___ Excerpted records ___

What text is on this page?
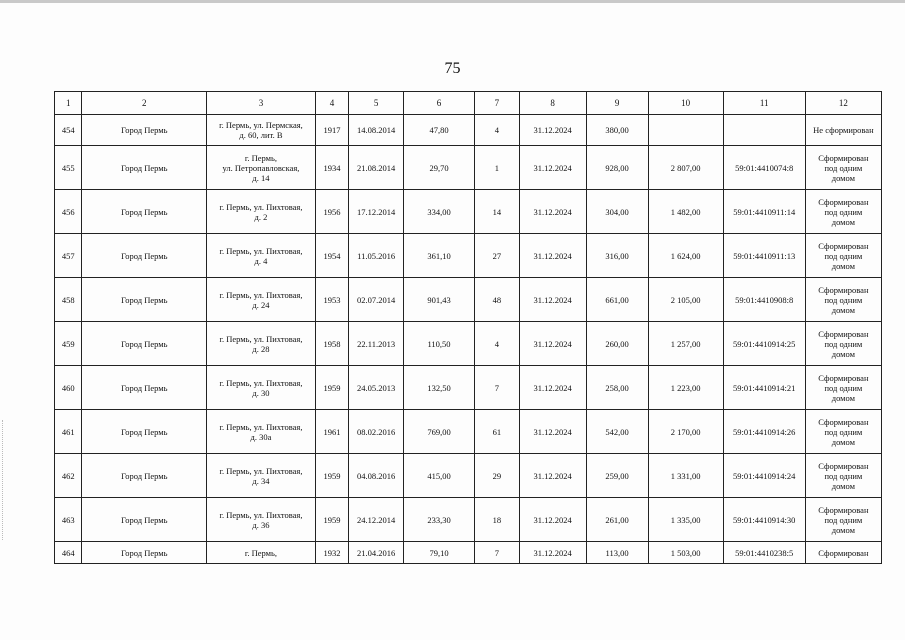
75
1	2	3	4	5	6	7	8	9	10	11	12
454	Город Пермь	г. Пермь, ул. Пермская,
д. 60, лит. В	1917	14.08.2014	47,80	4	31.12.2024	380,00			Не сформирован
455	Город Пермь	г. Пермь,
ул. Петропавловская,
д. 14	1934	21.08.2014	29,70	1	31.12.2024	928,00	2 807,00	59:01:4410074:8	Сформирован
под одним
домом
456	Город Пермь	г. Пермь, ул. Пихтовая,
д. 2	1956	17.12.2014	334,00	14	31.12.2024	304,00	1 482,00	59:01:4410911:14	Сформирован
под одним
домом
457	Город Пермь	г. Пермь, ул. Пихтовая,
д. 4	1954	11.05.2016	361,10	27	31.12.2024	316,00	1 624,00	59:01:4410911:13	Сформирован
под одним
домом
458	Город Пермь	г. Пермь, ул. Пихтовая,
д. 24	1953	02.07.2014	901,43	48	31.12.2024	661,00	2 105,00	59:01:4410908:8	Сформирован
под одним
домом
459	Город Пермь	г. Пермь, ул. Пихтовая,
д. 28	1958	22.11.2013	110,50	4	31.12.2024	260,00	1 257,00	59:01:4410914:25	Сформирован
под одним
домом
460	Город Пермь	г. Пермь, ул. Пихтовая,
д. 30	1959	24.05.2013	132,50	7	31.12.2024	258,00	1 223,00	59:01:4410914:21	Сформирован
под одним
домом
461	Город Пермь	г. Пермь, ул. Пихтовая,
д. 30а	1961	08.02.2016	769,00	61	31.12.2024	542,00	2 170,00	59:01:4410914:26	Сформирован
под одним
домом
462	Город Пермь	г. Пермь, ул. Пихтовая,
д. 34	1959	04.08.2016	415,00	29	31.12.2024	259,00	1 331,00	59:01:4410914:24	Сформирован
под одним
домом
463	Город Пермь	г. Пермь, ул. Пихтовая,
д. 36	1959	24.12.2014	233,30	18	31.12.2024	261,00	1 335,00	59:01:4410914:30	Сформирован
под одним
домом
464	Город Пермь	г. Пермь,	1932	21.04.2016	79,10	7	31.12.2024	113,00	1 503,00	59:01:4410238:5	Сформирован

___

* **Directions for this task**:
Without the pictures, repeat all the records word for word.

* **Response to this task**:
What text is on this page?
75
1	2	3	4	5	6	7	8	9	10	11	12
454	Город Пермь	г. Пермь, ул. Пермская,
д. 60, лит. В	1917	14.08.2014	47,80	4	31.12.2024	380,00			Не сформирован
455	Город Пермь	г. Пермь,
ул. Петропавловская,
д. 14	1934	21.08.2014	29,70	1	31.12.2024	928,00	2 807,00	59:01:4410074:8	Сформирован
под одним
домом
456	Город Пермь	г. Пермь, ул. Пихтовая,
д. 2	1956	17.12.2014	334,00	14	31.12.2024	304,00	1 482,00	59:01:4410911:14	Сформирован
под одним
домом
457	Город Пермь	г. Пермь, ул. Пихтовая,
д. 4	1954	11.05.2016	361,10	27	31.12.2024	316,00	1 624,00	59:01:4410911:13	Сформирован
под одним
домом
458	Город Пермь	г. Пермь, ул. Пихтовая,
д. 24	1953	02.07.2014	901,43	48	31.12.2024	661,00	2 105,00	59:01:4410908:8	Сформирован
под одним
домом
459	Город Пермь	г. Пермь, ул. Пихтовая,
д. 28	1958	22.11.2013	110,50	4	31.12.2024	260,00	1 257,00	59:01:4410914:25	Сформирован
под одним
домом
460	Город Пермь	г. Пермь, ул. Пихтовая,
д. 30	1959	24.05.2013	132,50	7	31.12.2024	258,00	1 223,00	59:01:4410914:21	Сформирован
под одним
домом
461	Город Пермь	г. Пермь, ул. Пихтовая,
д. 30а	1961	08.02.2016	769,00	61	31.12.2024	542,00	2 170,00	59:01:4410914:26	Сформирован
под одним
домом
462	Город Пермь	г. Пермь, ул. Пихтовая,
д. 34	1959	04.08.2016	415,00	29	31.12.2024	259,00	1 331,00	59:01:4410914:24	Сформирован
под одним
домом
463	Город Пермь	г. Пермь, ул. Пихтовая,
д. 36	1959	24.12.2014	233,30	18	31.12.2024	261,00	1 335,00	59:01:4410914:30	Сформирован
под одним
домом
464	Город Пермь	г. Пермь,	1932	21.04.2016	79,10	7	31.12.2024	113,00	1 503,00	59:01:4410238:5	Сформирован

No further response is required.